■ Objective
Count the lines of the items below that contain the word "Felsic", and give only that number.

■ Data listing
□ □ □ □ □
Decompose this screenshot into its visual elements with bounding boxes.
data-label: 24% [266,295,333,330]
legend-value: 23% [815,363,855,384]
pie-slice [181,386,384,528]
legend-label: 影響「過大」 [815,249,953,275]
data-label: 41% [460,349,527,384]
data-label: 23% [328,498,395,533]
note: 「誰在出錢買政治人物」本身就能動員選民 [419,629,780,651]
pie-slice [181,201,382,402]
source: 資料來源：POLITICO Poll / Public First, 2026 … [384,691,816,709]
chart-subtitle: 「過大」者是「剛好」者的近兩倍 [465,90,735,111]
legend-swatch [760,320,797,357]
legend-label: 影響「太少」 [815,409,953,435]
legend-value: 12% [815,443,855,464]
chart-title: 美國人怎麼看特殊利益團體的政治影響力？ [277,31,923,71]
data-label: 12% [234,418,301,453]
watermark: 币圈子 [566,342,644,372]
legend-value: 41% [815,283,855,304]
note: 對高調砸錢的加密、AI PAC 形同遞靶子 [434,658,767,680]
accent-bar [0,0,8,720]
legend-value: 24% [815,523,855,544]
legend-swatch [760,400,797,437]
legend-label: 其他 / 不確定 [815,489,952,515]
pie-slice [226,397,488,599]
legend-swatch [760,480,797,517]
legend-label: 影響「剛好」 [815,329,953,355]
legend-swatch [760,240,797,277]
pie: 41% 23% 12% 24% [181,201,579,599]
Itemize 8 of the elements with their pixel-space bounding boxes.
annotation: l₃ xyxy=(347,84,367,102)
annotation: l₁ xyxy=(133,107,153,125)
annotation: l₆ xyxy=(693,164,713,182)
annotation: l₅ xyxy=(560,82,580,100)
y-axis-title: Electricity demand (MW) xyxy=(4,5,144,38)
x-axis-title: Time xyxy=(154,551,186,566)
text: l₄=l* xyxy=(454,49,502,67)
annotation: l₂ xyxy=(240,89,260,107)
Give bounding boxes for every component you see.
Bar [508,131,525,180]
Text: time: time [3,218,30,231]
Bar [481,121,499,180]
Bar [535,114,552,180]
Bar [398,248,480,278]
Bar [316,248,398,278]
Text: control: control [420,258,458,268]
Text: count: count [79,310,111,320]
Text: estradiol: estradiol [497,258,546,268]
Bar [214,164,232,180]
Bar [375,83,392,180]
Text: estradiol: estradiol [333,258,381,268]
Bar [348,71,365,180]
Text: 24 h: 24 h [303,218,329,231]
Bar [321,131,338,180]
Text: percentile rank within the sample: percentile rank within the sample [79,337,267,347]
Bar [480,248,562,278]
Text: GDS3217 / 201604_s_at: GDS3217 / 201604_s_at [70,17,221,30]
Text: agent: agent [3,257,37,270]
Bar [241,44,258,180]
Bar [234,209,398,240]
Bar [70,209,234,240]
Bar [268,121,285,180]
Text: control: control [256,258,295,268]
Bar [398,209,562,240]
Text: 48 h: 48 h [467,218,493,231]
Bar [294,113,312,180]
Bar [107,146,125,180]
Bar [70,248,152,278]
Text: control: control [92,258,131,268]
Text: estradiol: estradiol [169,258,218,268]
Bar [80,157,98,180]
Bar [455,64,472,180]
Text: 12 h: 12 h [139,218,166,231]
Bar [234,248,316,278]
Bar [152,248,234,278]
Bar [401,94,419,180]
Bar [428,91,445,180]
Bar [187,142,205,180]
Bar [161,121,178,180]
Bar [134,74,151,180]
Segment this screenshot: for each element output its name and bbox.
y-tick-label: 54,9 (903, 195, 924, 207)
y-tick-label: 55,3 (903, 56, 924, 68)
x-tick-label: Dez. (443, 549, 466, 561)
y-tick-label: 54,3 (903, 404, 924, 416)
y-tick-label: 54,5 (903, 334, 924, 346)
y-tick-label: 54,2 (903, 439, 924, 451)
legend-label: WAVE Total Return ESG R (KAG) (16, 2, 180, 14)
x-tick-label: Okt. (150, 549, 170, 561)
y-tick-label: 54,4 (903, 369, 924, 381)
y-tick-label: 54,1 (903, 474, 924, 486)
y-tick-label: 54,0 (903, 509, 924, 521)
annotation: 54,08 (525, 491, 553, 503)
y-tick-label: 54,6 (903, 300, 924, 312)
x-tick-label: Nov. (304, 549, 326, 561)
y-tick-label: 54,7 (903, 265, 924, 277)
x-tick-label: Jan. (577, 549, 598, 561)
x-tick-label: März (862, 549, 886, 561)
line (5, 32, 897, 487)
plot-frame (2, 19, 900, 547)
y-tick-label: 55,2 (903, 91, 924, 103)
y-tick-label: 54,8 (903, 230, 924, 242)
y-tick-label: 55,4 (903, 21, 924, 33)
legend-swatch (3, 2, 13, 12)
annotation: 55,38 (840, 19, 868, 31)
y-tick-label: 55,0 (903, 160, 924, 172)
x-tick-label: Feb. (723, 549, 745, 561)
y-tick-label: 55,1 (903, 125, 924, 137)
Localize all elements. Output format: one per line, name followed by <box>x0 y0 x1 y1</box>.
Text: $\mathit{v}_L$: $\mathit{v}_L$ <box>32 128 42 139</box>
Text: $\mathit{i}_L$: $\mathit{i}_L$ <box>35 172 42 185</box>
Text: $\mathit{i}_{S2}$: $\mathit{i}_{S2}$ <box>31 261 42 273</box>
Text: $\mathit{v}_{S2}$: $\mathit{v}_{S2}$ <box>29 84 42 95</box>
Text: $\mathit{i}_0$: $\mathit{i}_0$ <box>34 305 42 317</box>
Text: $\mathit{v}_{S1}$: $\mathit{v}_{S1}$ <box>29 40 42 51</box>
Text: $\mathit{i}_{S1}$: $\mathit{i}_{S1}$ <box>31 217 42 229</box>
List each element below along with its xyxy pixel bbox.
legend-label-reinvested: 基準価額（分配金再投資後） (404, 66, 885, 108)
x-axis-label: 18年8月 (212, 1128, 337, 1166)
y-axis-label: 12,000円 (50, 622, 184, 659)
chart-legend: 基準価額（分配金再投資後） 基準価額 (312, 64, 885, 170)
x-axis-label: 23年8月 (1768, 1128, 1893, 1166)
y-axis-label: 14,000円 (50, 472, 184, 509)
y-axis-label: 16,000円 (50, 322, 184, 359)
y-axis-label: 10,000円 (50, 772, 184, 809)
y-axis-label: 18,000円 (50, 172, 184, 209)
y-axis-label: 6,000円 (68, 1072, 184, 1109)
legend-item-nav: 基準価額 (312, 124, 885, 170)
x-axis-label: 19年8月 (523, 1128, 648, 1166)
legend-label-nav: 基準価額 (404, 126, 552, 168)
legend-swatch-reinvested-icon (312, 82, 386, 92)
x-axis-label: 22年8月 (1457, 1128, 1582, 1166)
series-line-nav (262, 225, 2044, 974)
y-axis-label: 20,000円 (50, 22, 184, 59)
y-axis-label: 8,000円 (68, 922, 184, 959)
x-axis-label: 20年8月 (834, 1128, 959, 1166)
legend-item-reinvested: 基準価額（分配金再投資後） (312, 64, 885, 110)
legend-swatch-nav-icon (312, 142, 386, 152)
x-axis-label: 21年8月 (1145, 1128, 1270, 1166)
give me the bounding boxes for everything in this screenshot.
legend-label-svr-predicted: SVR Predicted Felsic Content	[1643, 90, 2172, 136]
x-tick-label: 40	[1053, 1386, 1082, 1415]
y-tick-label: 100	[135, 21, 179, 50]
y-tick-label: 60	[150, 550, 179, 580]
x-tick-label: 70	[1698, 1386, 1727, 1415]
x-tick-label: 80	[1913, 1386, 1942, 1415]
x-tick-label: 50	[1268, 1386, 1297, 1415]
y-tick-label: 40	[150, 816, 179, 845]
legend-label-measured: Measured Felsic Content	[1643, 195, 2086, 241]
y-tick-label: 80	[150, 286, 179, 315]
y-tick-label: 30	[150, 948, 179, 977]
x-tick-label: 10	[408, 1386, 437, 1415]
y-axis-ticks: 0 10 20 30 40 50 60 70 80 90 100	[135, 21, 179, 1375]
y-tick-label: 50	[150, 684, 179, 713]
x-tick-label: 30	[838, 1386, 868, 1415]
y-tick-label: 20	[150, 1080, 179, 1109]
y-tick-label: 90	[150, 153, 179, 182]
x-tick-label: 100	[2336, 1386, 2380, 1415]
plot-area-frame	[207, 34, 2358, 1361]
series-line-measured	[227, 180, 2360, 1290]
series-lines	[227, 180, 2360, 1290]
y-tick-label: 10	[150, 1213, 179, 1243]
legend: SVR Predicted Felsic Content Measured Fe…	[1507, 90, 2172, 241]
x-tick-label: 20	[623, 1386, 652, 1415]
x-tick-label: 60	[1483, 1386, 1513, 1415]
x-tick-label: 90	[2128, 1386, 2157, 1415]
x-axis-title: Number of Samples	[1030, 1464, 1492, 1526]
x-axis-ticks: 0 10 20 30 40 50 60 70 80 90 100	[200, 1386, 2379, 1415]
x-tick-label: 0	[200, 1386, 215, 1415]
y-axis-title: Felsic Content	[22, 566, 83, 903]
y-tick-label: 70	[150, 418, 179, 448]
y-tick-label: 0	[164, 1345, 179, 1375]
□ □ □ □ □
■ Task solution
4